## What you have to do
Copy out every line below word for word, leaving out the pictures.

## Extracted information
---*---

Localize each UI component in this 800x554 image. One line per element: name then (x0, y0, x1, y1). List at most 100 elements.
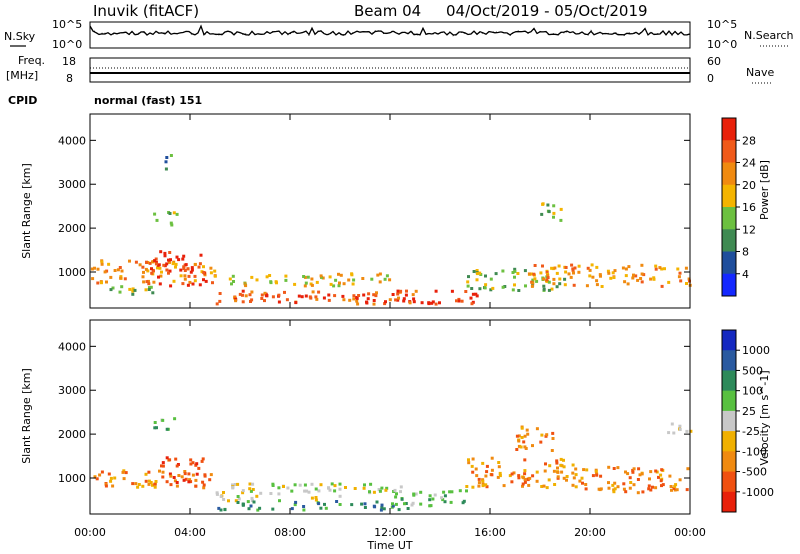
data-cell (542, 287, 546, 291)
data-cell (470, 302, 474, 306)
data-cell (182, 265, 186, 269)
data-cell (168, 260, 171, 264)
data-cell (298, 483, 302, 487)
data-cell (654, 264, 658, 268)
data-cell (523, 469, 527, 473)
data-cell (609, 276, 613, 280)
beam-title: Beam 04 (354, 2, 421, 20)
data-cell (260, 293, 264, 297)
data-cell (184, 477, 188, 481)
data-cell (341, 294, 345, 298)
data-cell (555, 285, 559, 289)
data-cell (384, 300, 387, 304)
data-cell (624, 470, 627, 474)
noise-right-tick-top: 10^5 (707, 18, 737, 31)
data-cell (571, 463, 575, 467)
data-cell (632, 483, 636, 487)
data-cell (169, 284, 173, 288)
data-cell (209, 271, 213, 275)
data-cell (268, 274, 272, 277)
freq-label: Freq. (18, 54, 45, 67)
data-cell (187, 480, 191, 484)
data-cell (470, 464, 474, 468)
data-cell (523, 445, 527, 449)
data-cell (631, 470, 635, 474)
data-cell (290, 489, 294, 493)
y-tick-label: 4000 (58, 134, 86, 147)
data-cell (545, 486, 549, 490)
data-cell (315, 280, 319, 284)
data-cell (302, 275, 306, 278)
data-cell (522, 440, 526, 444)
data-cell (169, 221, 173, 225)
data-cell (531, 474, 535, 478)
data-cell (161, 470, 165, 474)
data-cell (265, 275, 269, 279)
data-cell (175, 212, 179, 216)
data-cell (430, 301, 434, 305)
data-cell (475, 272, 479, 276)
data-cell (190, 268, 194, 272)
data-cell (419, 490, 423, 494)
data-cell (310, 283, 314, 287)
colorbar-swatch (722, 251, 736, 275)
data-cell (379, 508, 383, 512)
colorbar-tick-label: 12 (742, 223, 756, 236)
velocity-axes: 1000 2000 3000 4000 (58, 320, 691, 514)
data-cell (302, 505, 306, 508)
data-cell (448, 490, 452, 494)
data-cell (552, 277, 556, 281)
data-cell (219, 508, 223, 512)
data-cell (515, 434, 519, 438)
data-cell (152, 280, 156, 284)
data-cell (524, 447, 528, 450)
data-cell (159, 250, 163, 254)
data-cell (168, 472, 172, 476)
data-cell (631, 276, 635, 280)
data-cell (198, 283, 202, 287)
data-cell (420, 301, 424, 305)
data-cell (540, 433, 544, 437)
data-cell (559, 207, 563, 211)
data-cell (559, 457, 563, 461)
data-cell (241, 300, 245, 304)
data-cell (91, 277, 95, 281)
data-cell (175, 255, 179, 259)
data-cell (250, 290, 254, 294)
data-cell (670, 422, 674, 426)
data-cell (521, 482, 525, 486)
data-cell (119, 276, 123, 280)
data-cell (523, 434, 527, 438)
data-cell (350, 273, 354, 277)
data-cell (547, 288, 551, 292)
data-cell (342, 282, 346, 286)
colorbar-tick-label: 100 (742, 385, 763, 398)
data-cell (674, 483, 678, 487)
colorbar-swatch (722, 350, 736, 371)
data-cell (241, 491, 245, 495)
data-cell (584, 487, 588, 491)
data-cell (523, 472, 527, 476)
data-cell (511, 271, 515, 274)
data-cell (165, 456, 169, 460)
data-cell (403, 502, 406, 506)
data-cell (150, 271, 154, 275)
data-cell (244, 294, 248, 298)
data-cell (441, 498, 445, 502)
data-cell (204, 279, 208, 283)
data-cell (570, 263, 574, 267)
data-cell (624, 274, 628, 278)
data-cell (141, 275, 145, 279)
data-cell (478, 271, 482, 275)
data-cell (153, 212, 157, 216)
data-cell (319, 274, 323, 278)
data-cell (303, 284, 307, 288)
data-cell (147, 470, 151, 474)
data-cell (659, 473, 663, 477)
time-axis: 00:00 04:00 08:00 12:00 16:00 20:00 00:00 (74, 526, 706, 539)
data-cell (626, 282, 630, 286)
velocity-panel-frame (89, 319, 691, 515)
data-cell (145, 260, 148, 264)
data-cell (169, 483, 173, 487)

---*---

## Result for this task
Localize each UI component in this 800x554 image. One line per element: name then (x0, y0, x1, y1). List at most 100 elements.
data-cell (542, 287, 546, 291)
data-cell (470, 302, 474, 306)
data-cell (182, 265, 186, 269)
data-cell (168, 260, 171, 264)
data-cell (298, 483, 302, 487)
data-cell (654, 264, 658, 268)
data-cell (523, 469, 527, 473)
data-cell (609, 276, 613, 280)
beam-title: Beam 04 (354, 2, 421, 20)
data-cell (260, 293, 264, 297)
data-cell (184, 477, 188, 481)
data-cell (341, 294, 345, 298)
data-cell (555, 285, 559, 289)
data-cell (384, 300, 387, 304)
data-cell (624, 470, 627, 474)
noise-right-tick-top: 10^5 (707, 18, 737, 31)
data-cell (571, 463, 575, 467)
data-cell (632, 483, 636, 487)
data-cell (169, 284, 173, 288)
data-cell (209, 271, 213, 275)
data-cell (268, 274, 272, 277)
freq-label: Freq. (18, 54, 45, 67)
data-cell (187, 480, 191, 484)
data-cell (470, 464, 474, 468)
data-cell (523, 445, 527, 449)
data-cell (631, 470, 635, 474)
data-cell (290, 489, 294, 493)
y-tick-label: 4000 (58, 134, 86, 147)
data-cell (545, 486, 549, 490)
data-cell (315, 280, 319, 284)
data-cell (302, 275, 306, 278)
data-cell (522, 440, 526, 444)
data-cell (169, 221, 173, 225)
data-cell (531, 474, 535, 478)
data-cell (161, 470, 165, 474)
data-cell (265, 275, 269, 279)
data-cell (175, 212, 179, 216)
data-cell (430, 301, 434, 305)
data-cell (475, 272, 479, 276)
data-cell (190, 268, 194, 272)
data-cell (419, 490, 423, 494)
data-cell (310, 283, 314, 287)
colorbar-swatch (722, 251, 736, 275)
data-cell (379, 508, 383, 512)
colorbar-tick-label: 12 (742, 223, 756, 236)
velocity-axes: 1000 2000 3000 4000 (58, 320, 691, 514)
data-cell (302, 505, 306, 508)
data-cell (448, 490, 452, 494)
data-cell (552, 277, 556, 281)
data-cell (219, 508, 223, 512)
data-cell (515, 434, 519, 438)
data-cell (152, 280, 156, 284)
data-cell (524, 447, 528, 450)
data-cell (159, 250, 163, 254)
data-cell (168, 472, 172, 476)
data-cell (631, 276, 635, 280)
data-cell (198, 283, 202, 287)
data-cell (420, 301, 424, 305)
data-cell (540, 433, 544, 437)
data-cell (559, 207, 563, 211)
data-cell (559, 457, 563, 461)
data-cell (241, 300, 245, 304)
data-cell (91, 277, 95, 281)
data-cell (175, 255, 179, 259)
data-cell (250, 290, 254, 294)
data-cell (670, 422, 674, 426)
data-cell (521, 482, 525, 486)
data-cell (119, 276, 123, 280)
data-cell (523, 434, 527, 438)
data-cell (350, 273, 354, 277)
data-cell (547, 288, 551, 292)
data-cell (342, 282, 346, 286)
colorbar-tick-label: 100 (742, 385, 763, 398)
data-cell (674, 483, 678, 487)
colorbar-swatch (722, 350, 736, 371)
data-cell (241, 491, 245, 495)
data-cell (584, 487, 588, 491)
data-cell (523, 472, 527, 476)
data-cell (511, 271, 515, 274)
data-cell (165, 456, 169, 460)
data-cell (403, 502, 406, 506)
data-cell (150, 271, 154, 275)
data-cell (244, 294, 248, 298)
data-cell (441, 498, 445, 502)
data-cell (204, 279, 208, 283)
data-cell (570, 263, 574, 267)
data-cell (624, 274, 628, 278)
data-cell (141, 275, 145, 279)
data-cell (478, 271, 482, 275)
data-cell (153, 212, 157, 216)
data-cell (319, 274, 323, 278)
data-cell (303, 284, 307, 288)
data-cell (147, 470, 151, 474)
data-cell (659, 473, 663, 477)
time-axis: 00:00 04:00 08:00 12:00 16:00 20:00 00:00 (74, 526, 706, 539)
data-cell (626, 282, 630, 286)
velocity-panel-frame (89, 319, 691, 515)
data-cell (145, 260, 148, 264)
data-cell (169, 483, 173, 487)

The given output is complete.